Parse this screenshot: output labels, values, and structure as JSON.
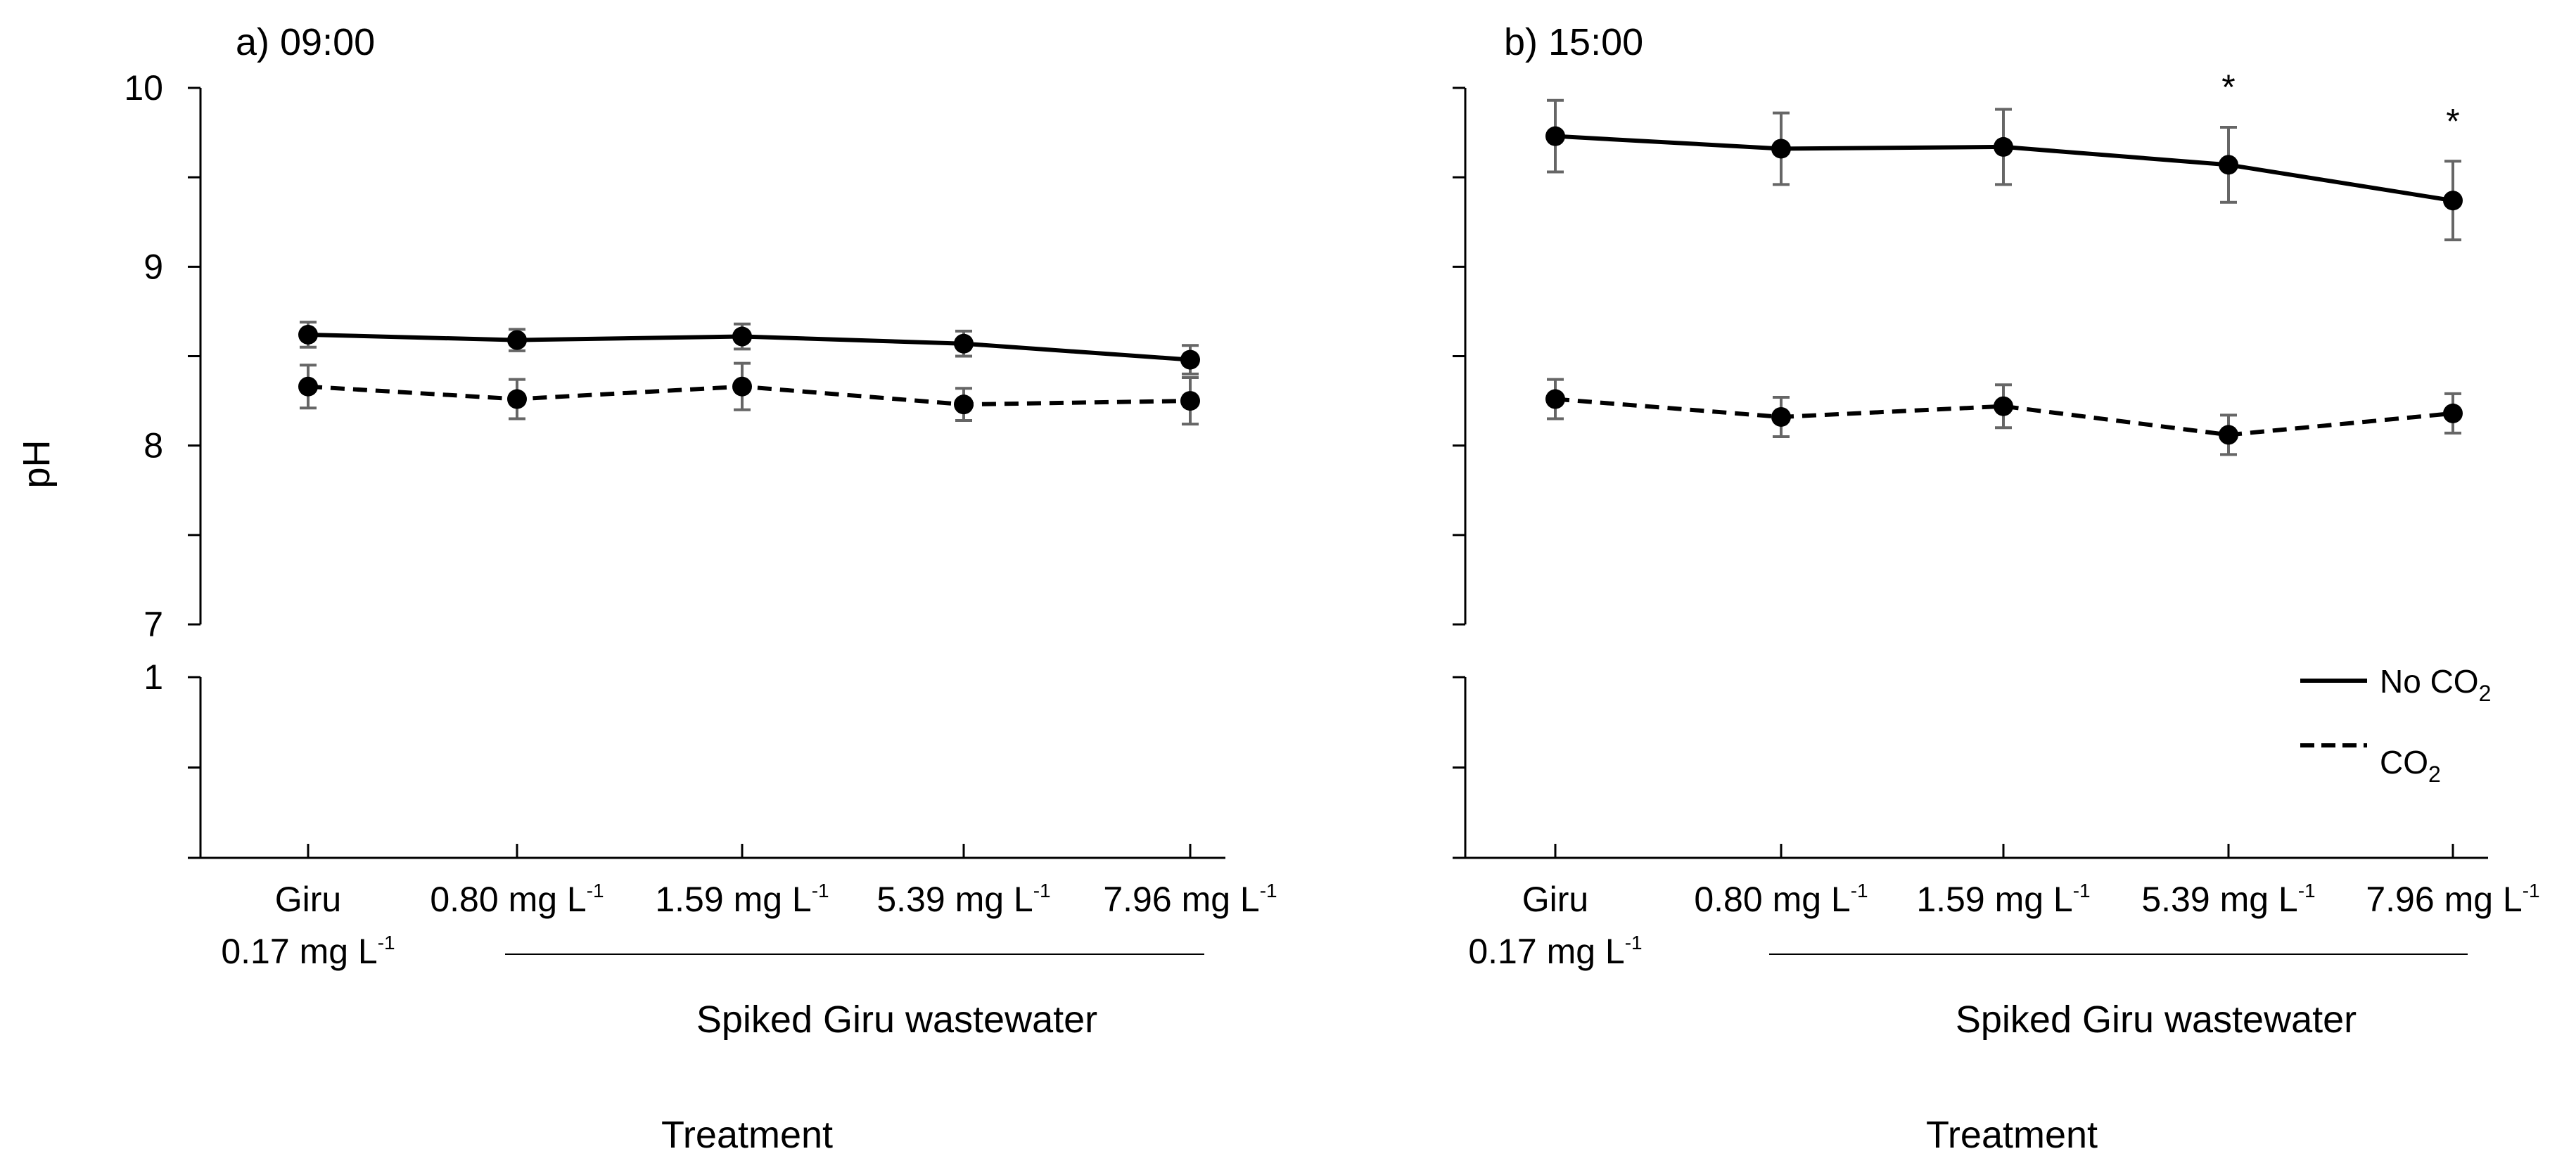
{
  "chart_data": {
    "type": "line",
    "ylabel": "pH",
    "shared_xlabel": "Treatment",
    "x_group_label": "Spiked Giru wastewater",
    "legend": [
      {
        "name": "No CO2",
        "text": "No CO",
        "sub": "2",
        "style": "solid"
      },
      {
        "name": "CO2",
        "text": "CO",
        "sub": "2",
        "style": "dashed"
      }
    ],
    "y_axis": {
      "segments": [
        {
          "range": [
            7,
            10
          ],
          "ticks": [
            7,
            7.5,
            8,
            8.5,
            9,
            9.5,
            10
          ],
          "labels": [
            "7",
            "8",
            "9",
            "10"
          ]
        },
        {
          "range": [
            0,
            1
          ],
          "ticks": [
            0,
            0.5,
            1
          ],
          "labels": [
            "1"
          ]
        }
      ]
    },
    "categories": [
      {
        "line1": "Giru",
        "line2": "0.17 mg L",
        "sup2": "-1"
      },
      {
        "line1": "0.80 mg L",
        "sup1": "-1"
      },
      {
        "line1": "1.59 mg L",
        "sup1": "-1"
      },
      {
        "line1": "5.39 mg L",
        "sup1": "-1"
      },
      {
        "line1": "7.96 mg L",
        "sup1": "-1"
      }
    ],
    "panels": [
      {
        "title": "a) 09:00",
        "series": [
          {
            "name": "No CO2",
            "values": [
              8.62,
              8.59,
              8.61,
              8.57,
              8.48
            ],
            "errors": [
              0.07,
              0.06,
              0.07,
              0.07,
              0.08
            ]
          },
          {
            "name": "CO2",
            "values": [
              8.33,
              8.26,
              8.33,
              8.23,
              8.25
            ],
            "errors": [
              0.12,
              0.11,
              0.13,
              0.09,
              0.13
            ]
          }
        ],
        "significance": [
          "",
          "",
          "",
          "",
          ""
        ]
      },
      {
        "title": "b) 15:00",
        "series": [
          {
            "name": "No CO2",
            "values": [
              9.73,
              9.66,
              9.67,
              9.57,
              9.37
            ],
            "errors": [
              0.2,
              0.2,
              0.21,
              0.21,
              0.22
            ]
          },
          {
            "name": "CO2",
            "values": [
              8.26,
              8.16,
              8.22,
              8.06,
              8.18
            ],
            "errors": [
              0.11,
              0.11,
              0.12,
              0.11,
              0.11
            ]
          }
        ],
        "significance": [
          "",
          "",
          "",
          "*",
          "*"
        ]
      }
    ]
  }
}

:::::

◆ What is expected ◆
Look through the entries above and list every line containing "Giru".

◆ Final result ◆
    "x_group_label": "Spiked Giru wastewater",
        "line1": "Giru",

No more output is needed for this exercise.